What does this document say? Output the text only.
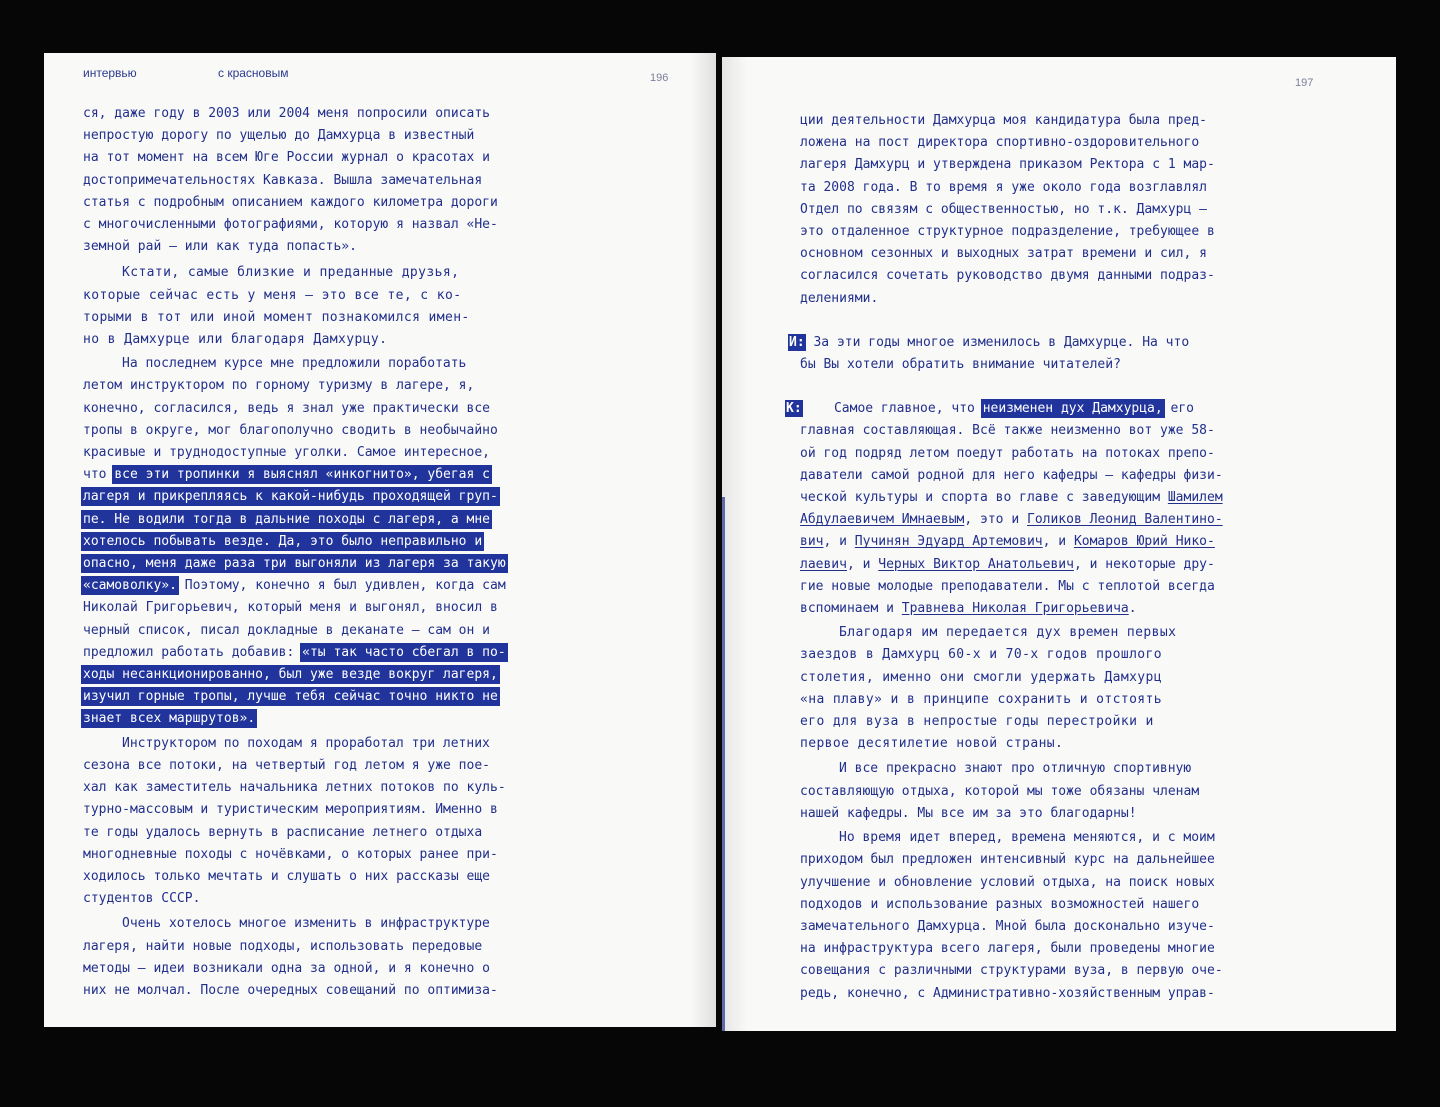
интервью	с красновым	196

ся, даже году в 2003 или 2004 меня попросили описать

непростую дорогу по ущелью до Дамхурца в известный

на тот момент на всем Юге России журнал о красотах и

достопримечательностях Кавказа. Вышла замечательная

статья с подробным описанием каждого километра дороги

с многочисленными фотографиями, которую я назвал «Не-

земной рай — или как туда попасть».

Кстати, самые близкие и преданные друзья,

которые сейчас есть у меня — это все те, с ко-

торыми в тот или иной момент познакомился имен-

но в Дамхурце или благодаря Дамхурцу.

На последнем курсе мне предложили поработать

летом инструктором по горному туризму в лагере, я,

конечно, согласился, ведь я знал уже практически все

тропы в округе, мог благополучно сводить в необычайно

красивые и труднодоступные уголки. Самое интересное,

что все эти тропинки я выяснял «инкогнито», убегая с

лагеря и прикрепляясь к какой-нибудь проходящей груп-

пе. Не водили тогда в дальние походы с лагеря, а мне

хотелось побывать везде. Да, это было неправильно и

опасно, меня даже раза три выгоняли из лагеря за такую

«самоволку». Поэтому, конечно я был удивлен, когда сам

Николай Григорьевич, который меня и выгонял, вносил в

черный список, писал докладные в деканате — сам он и

предложил работать добавив: «ты так часто сбегал в по-

ходы несанкционированно, был уже везде вокруг лагеря,

изучил горные тропы, лучше тебя сейчас точно никто не

знает всех маршрутов».

Инструктором по походам я проработал три летних

сезона все потоки, на четвертый год летом я уже пое-

хал как заместитель начальника летних потоков по куль-

турно-массовым и туристическим мероприятиям. Именно в

те годы удалось вернуть в расписание летнего отдыха

многодневные походы с ночёвками, о которых ранее при-

ходилось только мечтать и слушать о них рассказы еще

студентов СССР.

Очень хотелось многое изменить в инфраструктуре

лагеря, найти новые подходы, использовать передовые

методы — идеи возникали одна за одной, и я конечно о

них не молчал. После очередных совещаний по оптимиза-

197

ции деятельности Дамхурца моя кандидатура была пред-

ложена на пост директора спортивно-оздоровительного

лагеря Дамхурц и утверждена приказом Ректора с 1 мар-

та 2008 года. В то время я уже около года возглавлял

Отдел по связям с общественностью, но т.к. Дамхурц —

это отдаленное структурное подразделение, требующее в

основном сезонных и выходных затрат времени и сил, я

согласился сочетать руководство двумя данными подраз-

делениями.

И: За эти годы многое изменилось в Дамхурце. На что

бы Вы хотели обратить внимание читателей?

К: Самое главное, что неизменен дух Дамхурца, его

главная составляющая. Всё также неизменно вот уже 58-

ой год подряд летом поедут работать на потоках препо-

даватели самой родной для него кафедры — кафедры физи-

ческой культуры и спорта во главе с заведующим Шамилем

Абдулаевичем Имнаевым, это и Голиков Леонид Валентино-

вич, и Пучинян Эдуард Артемович, и Комаров Юрий Нико-

лаевич, и Черных Виктор Анатольевич, и некоторые дру-

гие новые молодые преподаватели. Мы с теплотой всегда

вспоминаем и Травнева Николая Григорьевича.

Благодаря им передается дух времен первых

заездов в Дамхурц 60-х и 70-х годов прошлого

столетия, именно они смогли удержать Дамхурц

«на плаву» и в принципе сохранить и отстоять

его для вуза в непростые годы перестройки и

первое десятилетие новой страны.

И все прекрасно знают про отличную спортивную

составляющую отдыха, которой мы тоже обязаны членам

нашей кафедры. Мы все им за это благодарны!

Но время идет вперед, времена меняются, и с моим

приходом был предложен интенсивный курс на дальнейшее

улучшение и обновление условий отдыха, на поиск новых

подходов и использование разных возможностей нашего

замечательного Дамхурца. Мной была досконально изуче-

на инфраструктура всего лагеря, были проведены многие

совещания с различными структурами вуза, в первую оче-

редь, конечно, с Административно-хозяйственным управ-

======

Say how many lines of the material contain the word "летом", with no other text.

→ Answer for this exercise
3